[Begin Material for this task]

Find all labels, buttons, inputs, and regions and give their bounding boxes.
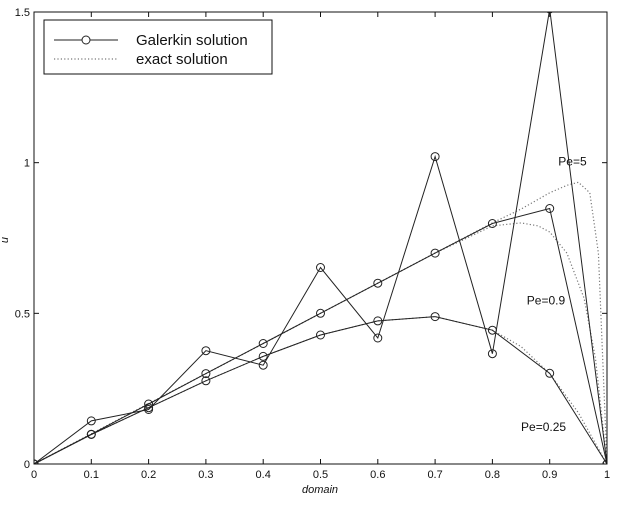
y-tick-label: 1 <box>24 158 30 170</box>
x-tick-label: 0.9 <box>542 469 557 481</box>
galerkin-data-point-pe-5 <box>86 416 96 426</box>
x-tick-label: 0.4 <box>256 469 271 481</box>
galerkin-data-point-pe-0-9 <box>258 339 268 348</box>
galerkin-data-point-pe-5 <box>430 152 440 162</box>
galerkin-data-point-pe-0-9 <box>201 369 211 379</box>
galerkin-data-point-pe-0-9 <box>545 204 555 213</box>
galerkin-data-point-pe-0-25 <box>258 351 268 361</box>
galerkin-data-point-pe-0-25 <box>373 316 383 326</box>
galerkin-data-point-pe-0-9 <box>316 308 325 318</box>
x-tick-label: 0.1 <box>84 469 99 481</box>
galerkin-data-point-pe-5 <box>373 333 383 343</box>
x-tick-label: 0.3 <box>198 469 213 481</box>
plot-frame <box>33 11 608 465</box>
galerkin-data-point-pe-0-25 <box>545 368 555 378</box>
y-tick-label: 0 <box>24 459 30 471</box>
x-tick-label: 1 <box>604 469 610 481</box>
galerkin-data-point-pe-5 <box>316 263 325 272</box>
galerkin-data-point-pe-0-25 <box>316 330 325 340</box>
y-tick-label: 0.5 <box>15 308 30 320</box>
x-tick-label: 0.7 <box>427 469 442 481</box>
axes-layer: 0 0.1 0.2 0.3 0.4 0.5 0.6 0.7 0.8 0.9 1 0 0.5 1 1.5 <box>15 7 610 481</box>
legend-galerkin-marker <box>81 35 91 45</box>
galerkin-data-point-pe-0-9 <box>373 278 383 288</box>
legend-galerkin-label: Galerkin solution <box>136 32 248 49</box>
series-layer <box>34 12 607 464</box>
annotation-label: Pe=5 <box>558 155 587 169</box>
x-tick-label: 0 <box>31 469 37 481</box>
galerkin-data-point-pe-0-25 <box>201 376 211 386</box>
galerkin-data-point-pe-0-25 <box>144 403 154 413</box>
x-tick-label: 0.6 <box>370 469 385 481</box>
x-axis-label: domain <box>302 484 338 496</box>
annotation-label: Pe=0.25 <box>521 420 566 434</box>
annotation-layer: Pe=5 Pe=0.9 Pe=0.25 <box>521 155 587 434</box>
galerkin-data-point-pe-0-25 <box>86 430 96 439</box>
x-tick-label: 0.5 <box>313 469 328 481</box>
galerkin-data-point-pe-0-9 <box>487 219 497 228</box>
galerkin-data-point-pe-5 <box>201 346 211 356</box>
y-tick-label: 1.5 <box>15 7 30 19</box>
galerkin-data-point-pe-5 <box>487 349 497 359</box>
x-tick-label: 0.2 <box>141 469 156 481</box>
galerkin-series-line-pe-0-9 <box>34 207 607 464</box>
annotation-label: Pe=0.9 <box>527 293 566 307</box>
x-tick-label: 0.8 <box>485 469 500 481</box>
galerkin-data-point-pe-0-9 <box>430 248 440 258</box>
galerkin-data-point-pe-5 <box>258 360 268 370</box>
galerkin-series-line-pe-5 <box>34 12 607 464</box>
exact-series-line-pe-0-9 <box>34 222 607 464</box>
legend-exact-label: exact solution <box>136 51 228 68</box>
galerkin-data-point-pe-0-25 <box>487 325 497 335</box>
legend-box <box>43 19 273 75</box>
y-axis-label: u <box>0 237 11 243</box>
galerkin-series-line-pe-0-25 <box>34 316 607 464</box>
legend: Galerkin solution exact solution <box>43 19 273 75</box>
galerkin-data-point-pe-0-25 <box>430 312 440 322</box>
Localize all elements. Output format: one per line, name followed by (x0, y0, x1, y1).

[End Material for this task]

Show each line of the data above that contains the string "exact". Matching is case-sensitive.

• **Exercise response**:
exact-series-line-pe-0-9 <box>34 222 607 464</box>
legend-exact-label: exact solution <box>136 51 228 68</box>
legend: Galerkin solution exact solution <box>43 19 273 75</box>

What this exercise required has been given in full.